[Directions for this task]
Tally the lines that contain the string "ffffff" and state that total without comment.

[Entries provided]
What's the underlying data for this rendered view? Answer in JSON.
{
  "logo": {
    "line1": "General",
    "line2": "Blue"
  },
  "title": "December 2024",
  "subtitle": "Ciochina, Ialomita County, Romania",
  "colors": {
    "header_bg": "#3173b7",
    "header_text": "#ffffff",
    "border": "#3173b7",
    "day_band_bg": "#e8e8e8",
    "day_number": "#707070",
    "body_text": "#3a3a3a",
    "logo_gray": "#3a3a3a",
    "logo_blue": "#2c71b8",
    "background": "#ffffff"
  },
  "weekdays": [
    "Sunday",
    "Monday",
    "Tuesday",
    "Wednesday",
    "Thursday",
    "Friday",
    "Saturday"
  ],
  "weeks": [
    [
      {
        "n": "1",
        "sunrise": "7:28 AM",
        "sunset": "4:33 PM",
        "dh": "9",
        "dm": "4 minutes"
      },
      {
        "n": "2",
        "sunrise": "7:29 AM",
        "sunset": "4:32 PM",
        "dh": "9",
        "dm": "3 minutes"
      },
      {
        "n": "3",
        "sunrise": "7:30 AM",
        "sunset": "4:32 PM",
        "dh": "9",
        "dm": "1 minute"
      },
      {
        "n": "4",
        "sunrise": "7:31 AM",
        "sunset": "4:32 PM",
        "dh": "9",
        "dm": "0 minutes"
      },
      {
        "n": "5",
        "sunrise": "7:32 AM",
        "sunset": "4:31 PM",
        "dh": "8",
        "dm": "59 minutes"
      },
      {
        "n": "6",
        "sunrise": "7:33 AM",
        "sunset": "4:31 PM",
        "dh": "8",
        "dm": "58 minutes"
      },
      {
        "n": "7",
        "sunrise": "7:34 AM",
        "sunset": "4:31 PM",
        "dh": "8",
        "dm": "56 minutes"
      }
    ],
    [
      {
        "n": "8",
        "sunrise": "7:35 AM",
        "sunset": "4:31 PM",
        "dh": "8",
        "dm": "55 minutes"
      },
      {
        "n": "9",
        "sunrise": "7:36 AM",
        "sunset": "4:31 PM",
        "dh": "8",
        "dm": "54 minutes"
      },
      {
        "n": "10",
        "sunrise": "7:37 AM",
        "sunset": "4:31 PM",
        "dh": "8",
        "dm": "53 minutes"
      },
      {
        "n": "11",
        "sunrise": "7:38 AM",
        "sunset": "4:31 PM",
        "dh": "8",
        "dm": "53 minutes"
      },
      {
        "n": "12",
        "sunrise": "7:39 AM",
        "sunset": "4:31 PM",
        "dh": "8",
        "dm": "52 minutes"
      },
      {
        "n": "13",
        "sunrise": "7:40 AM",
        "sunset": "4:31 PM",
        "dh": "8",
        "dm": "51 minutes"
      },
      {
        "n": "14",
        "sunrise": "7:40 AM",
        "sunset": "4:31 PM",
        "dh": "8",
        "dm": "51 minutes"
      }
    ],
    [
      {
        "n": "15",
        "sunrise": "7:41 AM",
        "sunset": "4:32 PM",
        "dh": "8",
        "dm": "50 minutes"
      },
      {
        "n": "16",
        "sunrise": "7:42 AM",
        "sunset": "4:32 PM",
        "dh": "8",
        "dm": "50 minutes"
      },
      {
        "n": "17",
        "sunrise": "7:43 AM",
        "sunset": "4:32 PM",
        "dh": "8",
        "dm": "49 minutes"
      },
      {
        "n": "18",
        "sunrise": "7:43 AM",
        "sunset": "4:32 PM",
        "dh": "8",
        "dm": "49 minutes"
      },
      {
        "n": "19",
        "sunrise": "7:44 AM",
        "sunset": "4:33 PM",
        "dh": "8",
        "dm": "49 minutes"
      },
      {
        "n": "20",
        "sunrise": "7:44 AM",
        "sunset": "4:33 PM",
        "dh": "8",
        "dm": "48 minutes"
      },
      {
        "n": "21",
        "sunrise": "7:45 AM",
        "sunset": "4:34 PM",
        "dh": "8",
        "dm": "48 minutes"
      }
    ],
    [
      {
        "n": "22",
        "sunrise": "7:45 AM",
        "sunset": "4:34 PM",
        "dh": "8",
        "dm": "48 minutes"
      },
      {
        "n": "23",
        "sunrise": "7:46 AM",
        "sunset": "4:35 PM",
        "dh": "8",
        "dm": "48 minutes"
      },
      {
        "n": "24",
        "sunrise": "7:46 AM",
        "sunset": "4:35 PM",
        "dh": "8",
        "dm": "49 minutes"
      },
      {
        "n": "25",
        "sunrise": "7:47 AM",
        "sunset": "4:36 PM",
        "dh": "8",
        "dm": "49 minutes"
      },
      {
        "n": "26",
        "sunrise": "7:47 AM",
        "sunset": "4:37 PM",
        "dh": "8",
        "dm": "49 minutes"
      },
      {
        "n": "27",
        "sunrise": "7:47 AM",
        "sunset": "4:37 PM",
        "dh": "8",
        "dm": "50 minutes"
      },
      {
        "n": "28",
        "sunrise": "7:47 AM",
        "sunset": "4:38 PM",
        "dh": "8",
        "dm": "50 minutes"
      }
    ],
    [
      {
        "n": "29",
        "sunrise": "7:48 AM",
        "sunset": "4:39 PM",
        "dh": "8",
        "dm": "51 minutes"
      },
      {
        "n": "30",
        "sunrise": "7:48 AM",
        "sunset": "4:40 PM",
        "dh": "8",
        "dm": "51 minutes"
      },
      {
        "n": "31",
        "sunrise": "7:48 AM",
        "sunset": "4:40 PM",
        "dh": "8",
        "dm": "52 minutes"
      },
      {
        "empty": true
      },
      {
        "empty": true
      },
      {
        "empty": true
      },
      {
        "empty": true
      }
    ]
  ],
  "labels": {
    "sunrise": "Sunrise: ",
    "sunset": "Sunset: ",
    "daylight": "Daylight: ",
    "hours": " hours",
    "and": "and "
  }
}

[Expected answer]
2